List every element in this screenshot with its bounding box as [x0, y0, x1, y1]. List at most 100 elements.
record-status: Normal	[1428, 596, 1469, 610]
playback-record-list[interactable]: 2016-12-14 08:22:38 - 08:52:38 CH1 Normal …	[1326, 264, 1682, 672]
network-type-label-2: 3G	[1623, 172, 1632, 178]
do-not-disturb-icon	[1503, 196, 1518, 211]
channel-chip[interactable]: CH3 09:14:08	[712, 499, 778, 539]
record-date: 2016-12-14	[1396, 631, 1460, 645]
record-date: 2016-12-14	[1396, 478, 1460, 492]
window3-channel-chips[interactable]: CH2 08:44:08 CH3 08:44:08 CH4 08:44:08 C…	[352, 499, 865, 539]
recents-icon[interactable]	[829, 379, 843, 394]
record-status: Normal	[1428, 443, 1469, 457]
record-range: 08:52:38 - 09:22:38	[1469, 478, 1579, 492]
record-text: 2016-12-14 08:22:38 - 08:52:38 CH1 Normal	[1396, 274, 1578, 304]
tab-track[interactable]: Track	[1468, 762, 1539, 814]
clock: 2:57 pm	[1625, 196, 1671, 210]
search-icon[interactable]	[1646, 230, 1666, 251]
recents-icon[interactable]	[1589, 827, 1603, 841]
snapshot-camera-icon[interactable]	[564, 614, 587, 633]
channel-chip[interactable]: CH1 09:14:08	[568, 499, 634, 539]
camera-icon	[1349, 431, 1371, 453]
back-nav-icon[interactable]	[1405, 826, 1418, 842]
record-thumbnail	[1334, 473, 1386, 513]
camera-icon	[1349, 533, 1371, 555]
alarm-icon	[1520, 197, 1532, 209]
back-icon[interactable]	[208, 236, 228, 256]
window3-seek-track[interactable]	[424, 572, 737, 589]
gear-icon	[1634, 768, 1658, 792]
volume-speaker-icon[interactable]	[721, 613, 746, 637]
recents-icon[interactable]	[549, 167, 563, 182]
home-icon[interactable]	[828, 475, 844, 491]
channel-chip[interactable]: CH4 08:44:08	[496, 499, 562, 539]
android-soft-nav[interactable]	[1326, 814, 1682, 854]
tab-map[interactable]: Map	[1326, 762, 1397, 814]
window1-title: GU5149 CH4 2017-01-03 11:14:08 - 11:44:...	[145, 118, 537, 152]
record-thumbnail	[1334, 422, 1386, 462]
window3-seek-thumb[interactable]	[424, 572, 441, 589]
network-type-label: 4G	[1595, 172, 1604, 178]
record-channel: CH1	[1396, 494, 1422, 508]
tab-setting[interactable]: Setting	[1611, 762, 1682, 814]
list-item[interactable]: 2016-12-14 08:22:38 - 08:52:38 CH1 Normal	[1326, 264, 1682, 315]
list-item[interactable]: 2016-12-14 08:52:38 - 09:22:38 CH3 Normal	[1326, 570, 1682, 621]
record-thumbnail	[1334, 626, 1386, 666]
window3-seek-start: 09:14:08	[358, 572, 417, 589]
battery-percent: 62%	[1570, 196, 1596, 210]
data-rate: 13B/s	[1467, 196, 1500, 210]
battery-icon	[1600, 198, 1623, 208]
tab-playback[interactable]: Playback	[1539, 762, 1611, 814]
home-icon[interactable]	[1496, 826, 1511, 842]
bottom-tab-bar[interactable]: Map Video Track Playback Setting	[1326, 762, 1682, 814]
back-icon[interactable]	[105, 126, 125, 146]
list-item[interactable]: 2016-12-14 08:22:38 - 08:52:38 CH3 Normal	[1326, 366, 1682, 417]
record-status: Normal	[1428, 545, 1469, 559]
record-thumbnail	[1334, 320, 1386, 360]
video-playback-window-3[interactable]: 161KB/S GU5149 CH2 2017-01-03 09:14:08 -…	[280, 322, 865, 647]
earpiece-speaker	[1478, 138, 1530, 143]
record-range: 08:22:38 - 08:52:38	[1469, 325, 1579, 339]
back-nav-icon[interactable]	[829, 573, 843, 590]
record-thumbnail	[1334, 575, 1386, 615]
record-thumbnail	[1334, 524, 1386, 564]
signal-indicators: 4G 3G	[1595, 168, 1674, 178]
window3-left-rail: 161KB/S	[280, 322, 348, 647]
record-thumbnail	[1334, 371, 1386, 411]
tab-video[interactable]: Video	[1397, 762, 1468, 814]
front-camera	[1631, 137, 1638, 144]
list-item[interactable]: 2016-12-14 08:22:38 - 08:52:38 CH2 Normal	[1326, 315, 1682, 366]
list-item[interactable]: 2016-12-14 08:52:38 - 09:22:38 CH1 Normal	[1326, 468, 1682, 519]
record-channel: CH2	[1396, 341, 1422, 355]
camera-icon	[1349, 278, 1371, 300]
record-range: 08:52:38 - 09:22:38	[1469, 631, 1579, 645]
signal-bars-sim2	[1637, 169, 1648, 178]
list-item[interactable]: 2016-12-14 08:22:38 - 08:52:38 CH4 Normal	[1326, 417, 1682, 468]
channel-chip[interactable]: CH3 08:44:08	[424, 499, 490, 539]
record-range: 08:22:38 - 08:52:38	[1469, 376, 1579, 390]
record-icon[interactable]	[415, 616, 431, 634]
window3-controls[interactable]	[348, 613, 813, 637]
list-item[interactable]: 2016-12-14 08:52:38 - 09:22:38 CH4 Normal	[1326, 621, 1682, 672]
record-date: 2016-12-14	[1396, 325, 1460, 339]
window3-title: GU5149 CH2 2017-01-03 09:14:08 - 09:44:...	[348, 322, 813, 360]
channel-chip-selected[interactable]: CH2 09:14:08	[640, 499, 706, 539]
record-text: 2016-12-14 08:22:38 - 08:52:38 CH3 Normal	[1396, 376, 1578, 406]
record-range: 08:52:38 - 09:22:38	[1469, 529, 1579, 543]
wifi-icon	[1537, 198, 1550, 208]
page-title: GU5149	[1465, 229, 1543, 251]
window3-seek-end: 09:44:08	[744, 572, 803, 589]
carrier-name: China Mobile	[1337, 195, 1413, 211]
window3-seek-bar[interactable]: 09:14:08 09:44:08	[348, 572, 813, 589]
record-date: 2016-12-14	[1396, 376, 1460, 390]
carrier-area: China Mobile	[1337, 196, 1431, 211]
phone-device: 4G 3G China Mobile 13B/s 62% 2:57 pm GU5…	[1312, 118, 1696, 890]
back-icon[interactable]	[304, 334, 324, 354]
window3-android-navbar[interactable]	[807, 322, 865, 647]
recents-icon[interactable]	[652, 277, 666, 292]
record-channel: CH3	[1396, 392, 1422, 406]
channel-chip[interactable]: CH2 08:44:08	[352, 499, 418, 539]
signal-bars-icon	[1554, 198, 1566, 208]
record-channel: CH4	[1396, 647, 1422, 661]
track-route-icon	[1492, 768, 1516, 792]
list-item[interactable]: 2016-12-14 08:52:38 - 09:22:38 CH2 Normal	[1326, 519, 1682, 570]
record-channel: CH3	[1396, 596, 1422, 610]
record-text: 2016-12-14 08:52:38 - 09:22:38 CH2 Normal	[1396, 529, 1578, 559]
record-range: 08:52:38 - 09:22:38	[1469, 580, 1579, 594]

JOB
Return, unchanged, the stretch of the records from the start through the line containing "window3-channel-chips[interactable]: CH2 08:44:08".

WRITTEN RESPONSE
List every element in this screenshot with its bounding box as [x0, y0, x1, y1]. List at most 100 elements.
record-status: Normal	[1428, 596, 1469, 610]
playback-record-list[interactable]: 2016-12-14 08:22:38 - 08:52:38 CH1 Normal …	[1326, 264, 1682, 672]
network-type-label-2: 3G	[1623, 172, 1632, 178]
do-not-disturb-icon	[1503, 196, 1518, 211]
channel-chip[interactable]: CH3 09:14:08	[712, 499, 778, 539]
record-date: 2016-12-14	[1396, 631, 1460, 645]
record-date: 2016-12-14	[1396, 478, 1460, 492]
window3-channel-chips[interactable]: CH2 08:44:08 CH3 08:44:08 CH4 08:44:08 C…	[352, 499, 865, 539]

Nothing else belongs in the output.